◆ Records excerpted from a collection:
►

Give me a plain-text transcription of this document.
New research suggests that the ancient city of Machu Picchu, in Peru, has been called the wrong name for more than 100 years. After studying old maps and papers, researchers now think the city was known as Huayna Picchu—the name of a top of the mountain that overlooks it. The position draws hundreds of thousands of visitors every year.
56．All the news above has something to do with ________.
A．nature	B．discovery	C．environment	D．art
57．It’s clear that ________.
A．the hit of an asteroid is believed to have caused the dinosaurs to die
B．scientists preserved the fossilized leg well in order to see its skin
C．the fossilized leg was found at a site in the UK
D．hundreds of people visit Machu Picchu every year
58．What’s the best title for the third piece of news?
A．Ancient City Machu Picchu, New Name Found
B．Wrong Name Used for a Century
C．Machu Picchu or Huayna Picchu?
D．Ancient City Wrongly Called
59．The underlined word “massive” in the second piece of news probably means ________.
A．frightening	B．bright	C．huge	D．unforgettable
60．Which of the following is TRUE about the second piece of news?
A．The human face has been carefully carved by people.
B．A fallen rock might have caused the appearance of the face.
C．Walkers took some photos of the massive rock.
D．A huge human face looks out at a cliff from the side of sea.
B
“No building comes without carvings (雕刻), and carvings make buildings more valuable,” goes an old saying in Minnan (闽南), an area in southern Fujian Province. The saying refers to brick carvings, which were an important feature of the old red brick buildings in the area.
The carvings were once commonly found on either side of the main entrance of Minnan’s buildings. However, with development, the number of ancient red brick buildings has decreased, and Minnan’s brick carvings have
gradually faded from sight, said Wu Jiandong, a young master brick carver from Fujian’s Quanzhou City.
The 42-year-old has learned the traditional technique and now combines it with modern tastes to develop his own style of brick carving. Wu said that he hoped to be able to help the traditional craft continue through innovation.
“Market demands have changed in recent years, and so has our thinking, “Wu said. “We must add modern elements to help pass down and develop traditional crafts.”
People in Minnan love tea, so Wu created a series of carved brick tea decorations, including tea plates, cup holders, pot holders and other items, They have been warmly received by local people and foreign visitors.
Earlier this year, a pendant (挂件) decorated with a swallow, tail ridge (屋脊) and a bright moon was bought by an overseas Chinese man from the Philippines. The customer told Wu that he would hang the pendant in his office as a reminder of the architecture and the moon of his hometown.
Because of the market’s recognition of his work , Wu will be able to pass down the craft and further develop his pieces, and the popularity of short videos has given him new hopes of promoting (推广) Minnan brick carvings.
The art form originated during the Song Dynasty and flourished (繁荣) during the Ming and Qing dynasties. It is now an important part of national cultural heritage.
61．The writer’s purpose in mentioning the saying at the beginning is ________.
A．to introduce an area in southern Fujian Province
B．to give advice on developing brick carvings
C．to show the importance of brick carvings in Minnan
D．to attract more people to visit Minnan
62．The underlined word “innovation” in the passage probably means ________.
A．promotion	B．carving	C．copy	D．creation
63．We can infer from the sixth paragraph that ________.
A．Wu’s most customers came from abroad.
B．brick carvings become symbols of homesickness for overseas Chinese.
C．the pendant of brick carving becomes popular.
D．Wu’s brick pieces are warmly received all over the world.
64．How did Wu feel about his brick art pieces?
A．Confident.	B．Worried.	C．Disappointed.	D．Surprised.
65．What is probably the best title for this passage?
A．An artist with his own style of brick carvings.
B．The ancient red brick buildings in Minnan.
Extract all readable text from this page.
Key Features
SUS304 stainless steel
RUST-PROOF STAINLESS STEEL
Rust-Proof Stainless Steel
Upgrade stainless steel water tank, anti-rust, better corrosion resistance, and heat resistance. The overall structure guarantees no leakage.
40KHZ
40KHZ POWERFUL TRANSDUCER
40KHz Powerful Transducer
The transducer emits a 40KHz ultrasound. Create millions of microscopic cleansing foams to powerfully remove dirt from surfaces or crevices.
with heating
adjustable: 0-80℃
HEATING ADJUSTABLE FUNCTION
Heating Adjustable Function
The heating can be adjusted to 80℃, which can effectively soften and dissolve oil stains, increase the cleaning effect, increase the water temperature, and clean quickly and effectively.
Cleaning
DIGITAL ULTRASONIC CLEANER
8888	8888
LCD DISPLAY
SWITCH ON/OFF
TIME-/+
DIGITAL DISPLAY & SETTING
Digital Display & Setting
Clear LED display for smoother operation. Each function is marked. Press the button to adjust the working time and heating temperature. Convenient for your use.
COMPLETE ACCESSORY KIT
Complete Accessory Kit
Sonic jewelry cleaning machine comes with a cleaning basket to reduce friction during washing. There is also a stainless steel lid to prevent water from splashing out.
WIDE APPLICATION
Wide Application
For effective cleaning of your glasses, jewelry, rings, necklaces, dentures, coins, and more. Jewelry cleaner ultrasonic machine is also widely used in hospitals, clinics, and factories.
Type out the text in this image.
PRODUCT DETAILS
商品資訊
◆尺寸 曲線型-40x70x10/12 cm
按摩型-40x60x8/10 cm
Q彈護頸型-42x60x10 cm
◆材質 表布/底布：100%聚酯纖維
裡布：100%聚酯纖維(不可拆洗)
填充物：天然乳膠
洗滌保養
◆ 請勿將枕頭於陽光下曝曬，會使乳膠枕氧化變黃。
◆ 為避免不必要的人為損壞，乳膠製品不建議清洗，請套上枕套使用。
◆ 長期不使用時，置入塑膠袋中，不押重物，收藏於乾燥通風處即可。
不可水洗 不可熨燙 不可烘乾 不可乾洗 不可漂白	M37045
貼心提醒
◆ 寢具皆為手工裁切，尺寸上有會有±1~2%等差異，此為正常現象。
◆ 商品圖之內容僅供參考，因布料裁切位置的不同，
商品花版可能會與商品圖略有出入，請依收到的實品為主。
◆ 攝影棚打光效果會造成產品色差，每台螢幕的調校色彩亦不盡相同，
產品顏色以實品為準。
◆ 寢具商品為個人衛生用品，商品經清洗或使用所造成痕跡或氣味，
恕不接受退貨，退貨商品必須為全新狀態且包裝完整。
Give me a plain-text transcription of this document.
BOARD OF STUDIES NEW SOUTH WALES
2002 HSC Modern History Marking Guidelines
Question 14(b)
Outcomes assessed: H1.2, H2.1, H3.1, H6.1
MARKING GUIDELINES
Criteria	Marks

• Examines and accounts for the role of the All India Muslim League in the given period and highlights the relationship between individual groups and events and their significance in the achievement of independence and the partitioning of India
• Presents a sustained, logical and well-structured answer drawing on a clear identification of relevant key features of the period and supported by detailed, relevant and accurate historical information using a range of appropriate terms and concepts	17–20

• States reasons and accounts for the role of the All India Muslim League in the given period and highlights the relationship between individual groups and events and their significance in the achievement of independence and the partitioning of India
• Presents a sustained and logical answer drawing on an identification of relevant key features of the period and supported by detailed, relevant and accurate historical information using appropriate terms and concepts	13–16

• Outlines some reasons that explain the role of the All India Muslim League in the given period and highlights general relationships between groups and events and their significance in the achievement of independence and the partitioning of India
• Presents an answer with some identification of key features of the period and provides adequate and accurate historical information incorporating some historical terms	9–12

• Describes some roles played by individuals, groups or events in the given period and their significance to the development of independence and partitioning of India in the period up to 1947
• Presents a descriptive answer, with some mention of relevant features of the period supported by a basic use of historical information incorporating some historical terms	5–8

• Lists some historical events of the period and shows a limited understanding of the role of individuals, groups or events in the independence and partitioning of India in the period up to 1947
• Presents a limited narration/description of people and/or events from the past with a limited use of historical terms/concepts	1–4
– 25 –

◄

◆ TASK BRIEF:
Pull out and copy each line containing the string "huge".

◆ TASK ANSWER:
A．frightening	B．bright	C．huge	D．unforgettable
D．A huge human face looks out at a cliff from the side of sea.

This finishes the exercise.